**TASK REQUIREMENTS**
[1] According to the biography of John Whitelegg, which journal did he found and edit?
[2] Extend the biography of John Whitelegg past its final sentence.

John Whitelegg is visiting Professor of Sustainable Transport at Liverpool John Moores University and Professor of Sustainable Development at University of York's Stockholm Environment Institute.

Academic career
From 1990 to 1993 Dr. Whitelegg was head of department of geography at Lancaster University and director of the university's Environmental Epidemiology Research Unit. He has written books and over 50 papers, including Transport for a Sustainable Society: the Case for Europe (John Wiley, 1993) and Critical Mass: Transport, Environment and Society in the 21st Century (Pluto Press, 1997), and is founder and editor of the Journal of World Transport Policy & Practice.

Managing Director of Eco-Logica Limited and Fellow of the Royal Society for the Encouragement of Arts, Manufactures and Commerce. Research interests encompass transport and the environment, definition of sustainable transport systems and a sustainable built environment, development of transport in third world cities focusing on Calcutta and the relationships between sustainability and human health, implementation of environmental strategies within manufacturing and service industry and development of environmental management standards. Discipline: Transport, Planning & Housing.

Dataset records

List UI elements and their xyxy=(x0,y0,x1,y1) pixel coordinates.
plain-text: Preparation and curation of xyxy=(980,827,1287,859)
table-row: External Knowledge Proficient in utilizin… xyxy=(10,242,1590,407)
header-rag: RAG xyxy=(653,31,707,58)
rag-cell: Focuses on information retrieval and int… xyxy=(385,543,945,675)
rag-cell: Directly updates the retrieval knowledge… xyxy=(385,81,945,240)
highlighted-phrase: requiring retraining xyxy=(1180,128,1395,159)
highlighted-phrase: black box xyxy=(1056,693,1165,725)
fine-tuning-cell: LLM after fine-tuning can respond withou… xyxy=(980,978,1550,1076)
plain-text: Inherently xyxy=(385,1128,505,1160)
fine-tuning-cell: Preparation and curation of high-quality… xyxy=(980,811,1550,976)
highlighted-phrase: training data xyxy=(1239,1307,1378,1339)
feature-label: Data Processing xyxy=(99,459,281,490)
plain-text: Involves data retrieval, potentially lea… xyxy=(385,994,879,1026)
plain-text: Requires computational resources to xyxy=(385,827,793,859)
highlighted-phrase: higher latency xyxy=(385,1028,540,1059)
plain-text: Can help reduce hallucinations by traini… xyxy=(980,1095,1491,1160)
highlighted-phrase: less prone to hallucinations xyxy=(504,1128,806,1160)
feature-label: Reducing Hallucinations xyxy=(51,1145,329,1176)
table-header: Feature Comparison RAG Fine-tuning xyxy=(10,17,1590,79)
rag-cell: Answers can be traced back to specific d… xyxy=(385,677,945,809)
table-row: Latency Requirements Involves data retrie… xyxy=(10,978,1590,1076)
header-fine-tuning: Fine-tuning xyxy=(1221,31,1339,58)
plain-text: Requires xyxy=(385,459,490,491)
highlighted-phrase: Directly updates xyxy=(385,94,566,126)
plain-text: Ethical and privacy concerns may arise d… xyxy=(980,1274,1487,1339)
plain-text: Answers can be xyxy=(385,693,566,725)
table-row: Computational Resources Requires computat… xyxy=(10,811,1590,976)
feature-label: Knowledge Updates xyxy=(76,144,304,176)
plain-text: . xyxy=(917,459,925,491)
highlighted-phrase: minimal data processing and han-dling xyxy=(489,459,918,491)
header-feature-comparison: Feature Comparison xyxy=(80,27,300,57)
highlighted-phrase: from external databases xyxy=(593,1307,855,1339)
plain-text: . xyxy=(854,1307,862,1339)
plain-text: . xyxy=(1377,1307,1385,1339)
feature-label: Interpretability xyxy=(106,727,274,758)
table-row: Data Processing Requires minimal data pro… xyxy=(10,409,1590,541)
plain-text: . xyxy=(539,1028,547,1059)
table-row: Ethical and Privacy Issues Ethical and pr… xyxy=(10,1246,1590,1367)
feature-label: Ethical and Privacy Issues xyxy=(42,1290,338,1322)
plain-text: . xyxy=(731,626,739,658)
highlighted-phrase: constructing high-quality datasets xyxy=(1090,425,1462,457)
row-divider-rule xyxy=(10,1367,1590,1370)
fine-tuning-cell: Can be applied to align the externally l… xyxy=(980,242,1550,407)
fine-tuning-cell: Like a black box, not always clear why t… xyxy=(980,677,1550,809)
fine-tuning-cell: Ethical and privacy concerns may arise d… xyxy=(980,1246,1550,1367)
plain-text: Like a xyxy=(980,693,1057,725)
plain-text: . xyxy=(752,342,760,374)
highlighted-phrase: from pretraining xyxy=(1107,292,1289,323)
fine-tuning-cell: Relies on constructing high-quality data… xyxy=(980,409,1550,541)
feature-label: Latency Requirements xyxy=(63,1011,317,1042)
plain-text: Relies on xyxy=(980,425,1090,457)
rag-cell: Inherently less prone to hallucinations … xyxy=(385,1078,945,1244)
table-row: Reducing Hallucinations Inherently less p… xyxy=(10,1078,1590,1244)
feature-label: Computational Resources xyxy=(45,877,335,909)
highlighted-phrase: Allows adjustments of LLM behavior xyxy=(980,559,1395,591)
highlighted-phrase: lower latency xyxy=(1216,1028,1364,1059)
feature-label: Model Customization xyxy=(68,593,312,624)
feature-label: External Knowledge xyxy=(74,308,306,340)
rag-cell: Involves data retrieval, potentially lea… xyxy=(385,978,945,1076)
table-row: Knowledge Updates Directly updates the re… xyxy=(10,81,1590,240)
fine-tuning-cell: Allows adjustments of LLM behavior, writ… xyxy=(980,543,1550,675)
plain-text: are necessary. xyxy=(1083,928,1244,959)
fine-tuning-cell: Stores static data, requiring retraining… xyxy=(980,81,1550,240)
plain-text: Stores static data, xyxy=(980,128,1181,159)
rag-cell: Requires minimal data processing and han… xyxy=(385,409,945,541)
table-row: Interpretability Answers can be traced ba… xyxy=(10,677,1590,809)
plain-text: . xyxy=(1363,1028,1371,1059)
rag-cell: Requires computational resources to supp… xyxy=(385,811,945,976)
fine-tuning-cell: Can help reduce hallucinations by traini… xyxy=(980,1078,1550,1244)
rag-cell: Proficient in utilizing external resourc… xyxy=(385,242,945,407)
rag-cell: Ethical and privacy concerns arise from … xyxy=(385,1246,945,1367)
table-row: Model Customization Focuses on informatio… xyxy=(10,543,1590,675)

--

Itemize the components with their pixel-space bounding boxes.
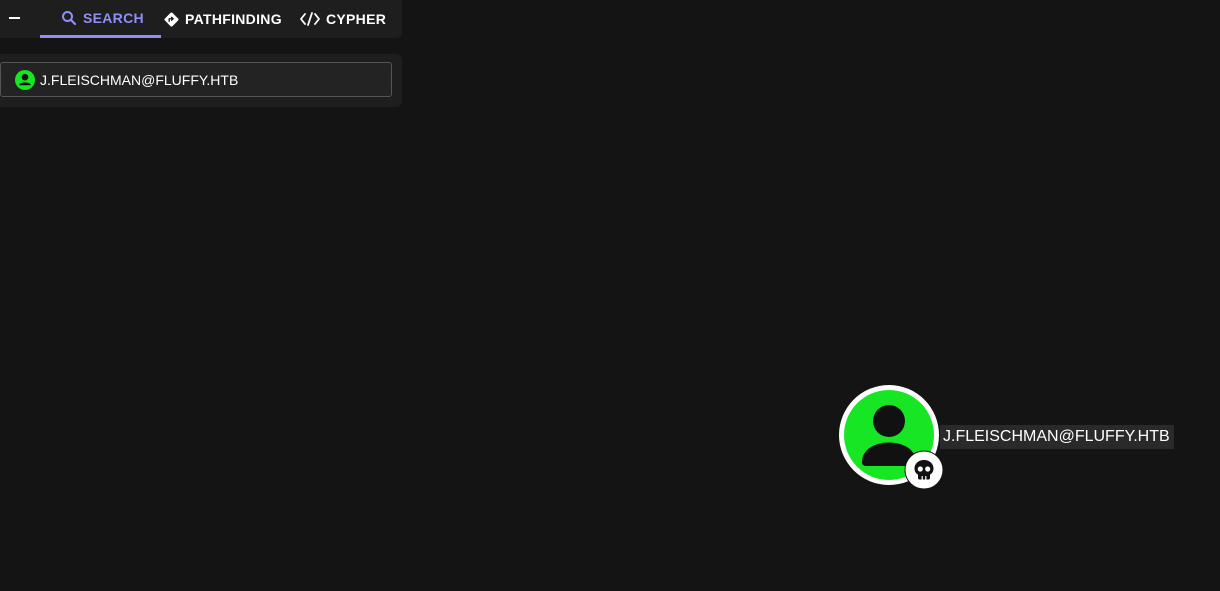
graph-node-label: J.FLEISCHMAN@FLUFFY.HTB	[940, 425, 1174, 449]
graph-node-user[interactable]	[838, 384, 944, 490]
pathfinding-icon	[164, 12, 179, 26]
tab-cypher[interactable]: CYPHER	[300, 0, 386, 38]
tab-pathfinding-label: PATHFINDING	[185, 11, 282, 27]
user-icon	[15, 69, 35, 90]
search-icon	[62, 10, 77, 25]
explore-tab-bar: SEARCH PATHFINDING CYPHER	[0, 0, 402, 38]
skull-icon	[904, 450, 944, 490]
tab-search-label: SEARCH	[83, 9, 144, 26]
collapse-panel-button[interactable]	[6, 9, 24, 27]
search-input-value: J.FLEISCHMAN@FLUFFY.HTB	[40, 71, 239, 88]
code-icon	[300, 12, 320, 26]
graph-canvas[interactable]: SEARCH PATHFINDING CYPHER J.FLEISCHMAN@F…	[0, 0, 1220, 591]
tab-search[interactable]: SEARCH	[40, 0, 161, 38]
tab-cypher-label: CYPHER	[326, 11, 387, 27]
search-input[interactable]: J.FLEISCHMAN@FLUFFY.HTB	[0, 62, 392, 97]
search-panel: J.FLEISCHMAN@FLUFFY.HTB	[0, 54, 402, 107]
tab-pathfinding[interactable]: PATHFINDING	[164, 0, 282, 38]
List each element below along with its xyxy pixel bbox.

**RESPONSES TO THE TASKS**
[1] The Journal of World Transport Policy & Practice.

[2]
Politics
Whitelegg wrote a report into the carbon emissions of the two parliament system in Europe for the then MEP Caroline Lucas of the Green Party.

He was from 2003 to May 2011 a Green Party local councillor in Lancaster. He stood down in Bulk Ward and his successor held the ward for the Green Party. He is a former chair of the North West (of England) Green Party. He has been the Green Party's Sustainable Development Spokesperson.

Books
 Hillman, M., Adams, J. and Whitelegg, J. (1990) One False Move: A Study of Children's Independent Mobility Policy Studies Institute, London. 
 Whitelegg, J. (editor) (1992) Traffic Congestion: Is There a Way Out? Leading Edge Press, Hawes, Yorkshire 
 Whitelegg, J. Hulten, S. and Flink, T. (eds) (1993) High Speed Trains: fast tracks to the future Leading Edge Press, Hawes, Yorkshire 
 Whitelegg, J. (1993) Transport for a Sustainable Future: the case for Europe Belhaven, London. 
 Whitelegg, J. (1997) Critical Mass: Transport Environment and Society in the Twenty-first Century Pluto Press, London. 
 Nick Williams, Maf Smith and John Whitelegg (1998) Greening the Built Environment Earthscan, London.
 Whitelegg, J. and Gary Haq. (eds) (2003) The Earthscan Reader in World Transport Policy and Practice Earthscan, London.

References

External links
 Eco-Logica Homepage
 Journal World Transport Policy & Practice Homepage
 Stockholm Environment Institute biography of Whitelegg

British environmentalists
Living people
Green Party of England and Wales politicians
Academics of Liverpool John Moores University
Academics of Lancaster University
Year of birth missing (living people)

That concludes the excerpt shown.